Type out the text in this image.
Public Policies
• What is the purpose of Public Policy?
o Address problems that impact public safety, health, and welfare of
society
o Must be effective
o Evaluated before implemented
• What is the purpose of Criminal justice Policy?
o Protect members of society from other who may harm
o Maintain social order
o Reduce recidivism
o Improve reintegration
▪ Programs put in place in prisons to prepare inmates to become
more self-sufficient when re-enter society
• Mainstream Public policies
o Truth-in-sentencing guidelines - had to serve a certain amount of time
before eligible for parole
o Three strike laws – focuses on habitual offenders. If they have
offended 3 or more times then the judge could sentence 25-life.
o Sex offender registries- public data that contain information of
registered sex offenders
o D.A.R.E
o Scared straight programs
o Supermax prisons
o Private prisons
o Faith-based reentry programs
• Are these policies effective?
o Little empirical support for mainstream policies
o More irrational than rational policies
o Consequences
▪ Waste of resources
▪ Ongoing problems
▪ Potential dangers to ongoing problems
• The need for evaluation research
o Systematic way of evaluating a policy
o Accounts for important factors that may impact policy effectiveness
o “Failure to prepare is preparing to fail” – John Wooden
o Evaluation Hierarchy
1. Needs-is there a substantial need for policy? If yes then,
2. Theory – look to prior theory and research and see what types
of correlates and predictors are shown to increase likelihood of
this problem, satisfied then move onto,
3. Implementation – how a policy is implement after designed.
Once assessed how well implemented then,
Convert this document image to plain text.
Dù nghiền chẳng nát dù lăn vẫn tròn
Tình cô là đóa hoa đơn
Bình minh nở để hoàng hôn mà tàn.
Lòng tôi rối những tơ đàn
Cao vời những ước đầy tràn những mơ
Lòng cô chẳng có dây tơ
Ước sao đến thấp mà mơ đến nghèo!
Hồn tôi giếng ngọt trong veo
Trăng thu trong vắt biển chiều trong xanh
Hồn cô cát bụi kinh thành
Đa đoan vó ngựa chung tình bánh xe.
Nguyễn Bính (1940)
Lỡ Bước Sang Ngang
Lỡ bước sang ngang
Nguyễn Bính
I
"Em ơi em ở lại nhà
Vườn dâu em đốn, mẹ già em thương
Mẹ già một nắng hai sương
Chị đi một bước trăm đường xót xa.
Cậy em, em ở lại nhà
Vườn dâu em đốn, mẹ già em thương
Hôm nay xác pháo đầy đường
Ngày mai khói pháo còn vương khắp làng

________________________________________

** Set problem **
Return the lines of the records that include the string "pháo".

** Complete answer **
Hôm nay xác pháo đầy đường
Ngày mai khói pháo còn vương khắp làng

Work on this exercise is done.